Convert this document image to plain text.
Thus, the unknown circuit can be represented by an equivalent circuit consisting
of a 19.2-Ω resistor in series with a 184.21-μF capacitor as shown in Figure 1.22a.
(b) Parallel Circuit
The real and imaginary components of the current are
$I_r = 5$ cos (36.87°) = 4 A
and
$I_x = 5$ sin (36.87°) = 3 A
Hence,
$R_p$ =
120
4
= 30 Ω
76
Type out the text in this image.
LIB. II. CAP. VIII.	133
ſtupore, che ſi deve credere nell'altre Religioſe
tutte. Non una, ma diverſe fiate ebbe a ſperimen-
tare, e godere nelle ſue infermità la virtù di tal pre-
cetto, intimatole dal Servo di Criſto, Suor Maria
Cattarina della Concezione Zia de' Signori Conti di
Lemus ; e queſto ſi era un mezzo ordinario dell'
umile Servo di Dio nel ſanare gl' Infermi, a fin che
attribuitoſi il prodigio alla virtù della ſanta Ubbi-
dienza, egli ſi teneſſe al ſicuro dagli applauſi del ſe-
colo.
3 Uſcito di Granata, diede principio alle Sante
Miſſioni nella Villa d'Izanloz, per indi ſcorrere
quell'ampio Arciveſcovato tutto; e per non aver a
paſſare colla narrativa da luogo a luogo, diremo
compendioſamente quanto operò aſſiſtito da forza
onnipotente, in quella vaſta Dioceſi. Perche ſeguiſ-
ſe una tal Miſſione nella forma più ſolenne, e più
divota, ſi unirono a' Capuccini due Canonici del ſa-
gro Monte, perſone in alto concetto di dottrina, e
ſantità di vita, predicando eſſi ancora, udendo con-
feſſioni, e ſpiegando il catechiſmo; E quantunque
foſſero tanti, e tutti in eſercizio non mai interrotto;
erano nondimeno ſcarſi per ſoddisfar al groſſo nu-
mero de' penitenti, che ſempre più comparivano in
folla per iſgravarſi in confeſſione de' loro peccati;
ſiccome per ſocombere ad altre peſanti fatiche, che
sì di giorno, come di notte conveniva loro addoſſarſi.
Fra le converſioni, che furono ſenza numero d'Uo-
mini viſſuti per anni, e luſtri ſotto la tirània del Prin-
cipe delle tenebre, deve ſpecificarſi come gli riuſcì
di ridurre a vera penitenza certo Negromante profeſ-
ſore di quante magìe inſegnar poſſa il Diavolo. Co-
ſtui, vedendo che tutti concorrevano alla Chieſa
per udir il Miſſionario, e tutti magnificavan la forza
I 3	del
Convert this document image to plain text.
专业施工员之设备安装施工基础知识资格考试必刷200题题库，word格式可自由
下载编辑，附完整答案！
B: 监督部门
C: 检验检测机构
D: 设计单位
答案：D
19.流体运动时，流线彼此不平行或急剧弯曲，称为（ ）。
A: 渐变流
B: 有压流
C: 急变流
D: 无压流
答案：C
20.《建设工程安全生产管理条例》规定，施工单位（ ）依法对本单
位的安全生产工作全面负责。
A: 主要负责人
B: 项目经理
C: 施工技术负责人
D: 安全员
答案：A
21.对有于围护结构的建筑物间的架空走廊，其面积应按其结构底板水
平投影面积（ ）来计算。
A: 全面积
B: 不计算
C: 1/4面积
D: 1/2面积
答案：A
----
__WORK REQUIRED__.
Write out the full listing, keeping every line exactly as it is.

__RESULT OF THE EXERCISE__.
Convert this document image to plain text.
Thus, the unknown circuit can be represented by an equivalent circuit consisting
of a 19.2-Ω resistor in series with a 184.21-μF capacitor as shown in Figure 1.22a.
(b) Parallel Circuit
The real and imaginary components of the current are
$I_r = 5$ cos (36.87°) = 4 A
and
$I_x = 5$ sin (36.87°) = 3 A
Hence,
$R_p$ =
120
4
= 30 Ω
76
Type out the text in this image.
LIB. II. CAP. VIII.	133
ſtupore, che ſi deve credere nell'altre Religioſe
tutte. Non una, ma diverſe fiate ebbe a ſperimen-
tare, e godere nelle ſue infermità la virtù di tal pre-
cetto, intimatole dal Servo di Criſto, Suor Maria
Cattarina della Concezione Zia de' Signori Conti di
Lemus ; e queſto ſi era un mezzo ordinario dell'
umile Servo di Dio nel ſanare gl' Infermi, a fin che
attribuitoſi il prodigio alla virtù della ſanta Ubbi-
dienza, egli ſi teneſſe al ſicuro dagli applauſi del ſe-
colo.
3 Uſcito di Granata, diede principio alle Sante
Miſſioni nella Villa d'Izanloz, per indi ſcorrere
quell'ampio Arciveſcovato tutto; e per non aver a
paſſare colla narrativa da luogo a luogo, diremo
compendioſamente quanto operò aſſiſtito da forza
onnipotente, in quella vaſta Dioceſi. Perche ſeguiſ-
ſe una tal Miſſione nella forma più ſolenne, e più
divota, ſi unirono a' Capuccini due Canonici del ſa-
gro Monte, perſone in alto concetto di dottrina, e
ſantità di vita, predicando eſſi ancora, udendo con-
feſſioni, e ſpiegando il catechiſmo; E quantunque
foſſero tanti, e tutti in eſercizio non mai interrotto;
erano nondimeno ſcarſi per ſoddisfar al groſſo nu-
mero de' penitenti, che ſempre più comparivano in
folla per iſgravarſi in confeſſione de' loro peccati;
ſiccome per ſocombere ad altre peſanti fatiche, che
sì di giorno, come di notte conveniva loro addoſſarſi.
Fra le converſioni, che furono ſenza numero d'Uo-
mini viſſuti per anni, e luſtri ſotto la tirània del Prin-
cipe delle tenebre, deve ſpecificarſi come gli riuſcì
di ridurre a vera penitenza certo Negromante profeſ-
ſore di quante magìe inſegnar poſſa il Diavolo. Co-
ſtui, vedendo che tutti concorrevano alla Chieſa
per udir il Miſſionario, e tutti magnificavan la forza
I 3	del
Convert this document image to plain text.
专业施工员之设备安装施工基础知识资格考试必刷200题题库，word格式可自由
下载编辑，附完整答案！
B: 监督部门
C: 检验检测机构
D: 设计单位
答案：D
19.流体运动时，流线彼此不平行或急剧弯曲，称为（ ）。
A: 渐变流
B: 有压流
C: 急变流
D: 无压流
答案：C
20.《建设工程安全生产管理条例》规定，施工单位（ ）依法对本单
位的安全生产工作全面负责。
A: 主要负责人
B: 项目经理
C: 施工技术负责人
D: 安全员
答案：A
21.对有于围护结构的建筑物间的架空走廊，其面积应按其结构底板水
平投影面积（ ）来计算。
A: 全面积
B: 不计算
C: 1/4面积
D: 1/2面积
答案：A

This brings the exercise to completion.